(Records from a collection of figures)

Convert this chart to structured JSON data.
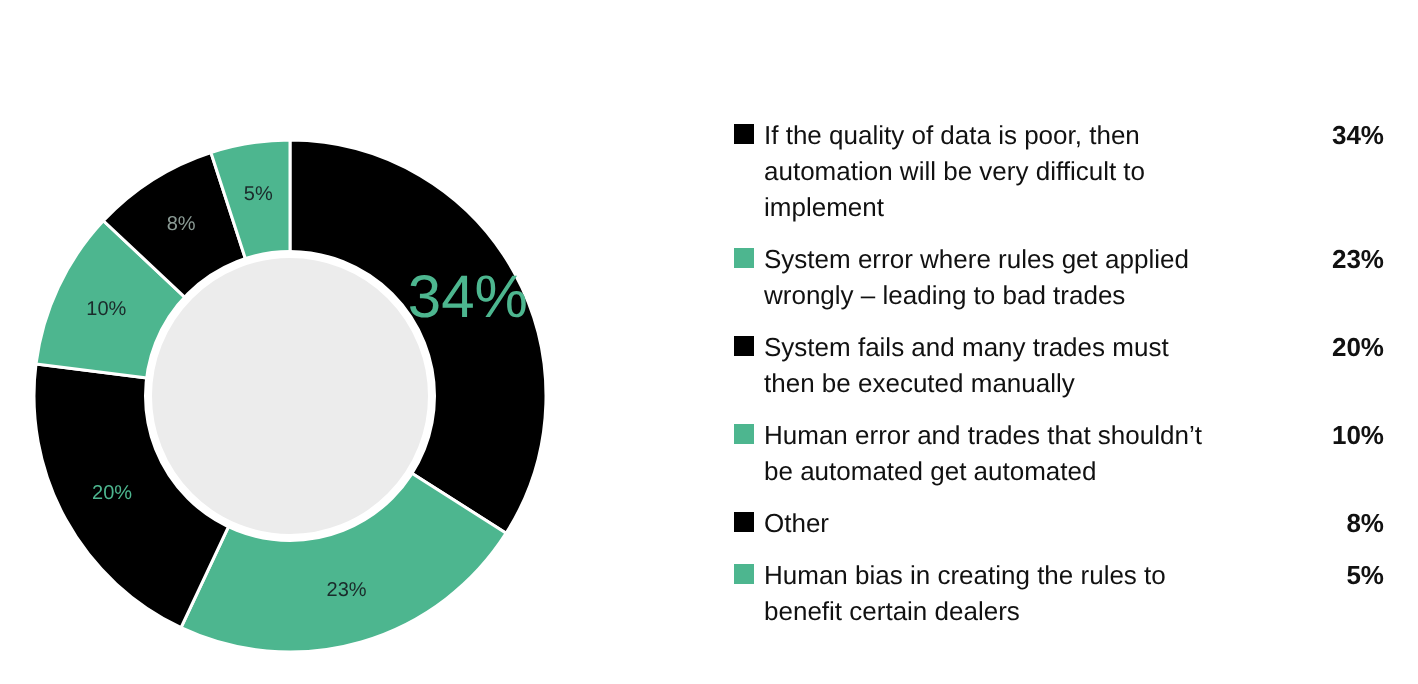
{
  "chart_data": {
    "type": "donut",
    "categories": [
      "If the quality of data is poor, then automation will be very difficult to implement",
      "System error where rules get applied wrongly – leading to bad trades",
      "System fails and many trades must then be executed manually",
      "Human error and trades that shouldn’t be automated get automated",
      "Other",
      "Human bias in creating the rules to benefit certain dealers"
    ],
    "values": [
      34,
      23,
      20,
      10,
      8,
      5
    ],
    "colors": [
      "#000000",
      "#4db68f",
      "#000000",
      "#4db68f",
      "#000000",
      "#4db68f"
    ],
    "value_labels": [
      "34%",
      "23%",
      "20%",
      "10%",
      "8%",
      "5%"
    ],
    "data_labels": true,
    "legend": "right"
  }
}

__WORK REQUIRED__
Restate the records above in full, word for word. Keep pictures out.

__THE COMPLETED TASK__
Convert this chart to structured JSON data.
{
  "chart_data": {
    "type": "donut",
    "categories": [
      "If the quality of data is poor, then automation will be very difficult to implement",
      "System error where rules get applied wrongly – leading to bad trades",
      "System fails and many trades must then be executed manually",
      "Human error and trades that shouldn’t be automated get automated",
      "Other",
      "Human bias in creating the rules to benefit certain dealers"
    ],
    "values": [
      34,
      23,
      20,
      10,
      8,
      5
    ],
    "colors": [
      "#000000",
      "#4db68f",
      "#000000",
      "#4db68f",
      "#000000",
      "#4db68f"
    ],
    "value_labels": [
      "34%",
      "23%",
      "20%",
      "10%",
      "8%",
      "5%"
    ],
    "data_labels": true,
    "legend": "right"
  }
}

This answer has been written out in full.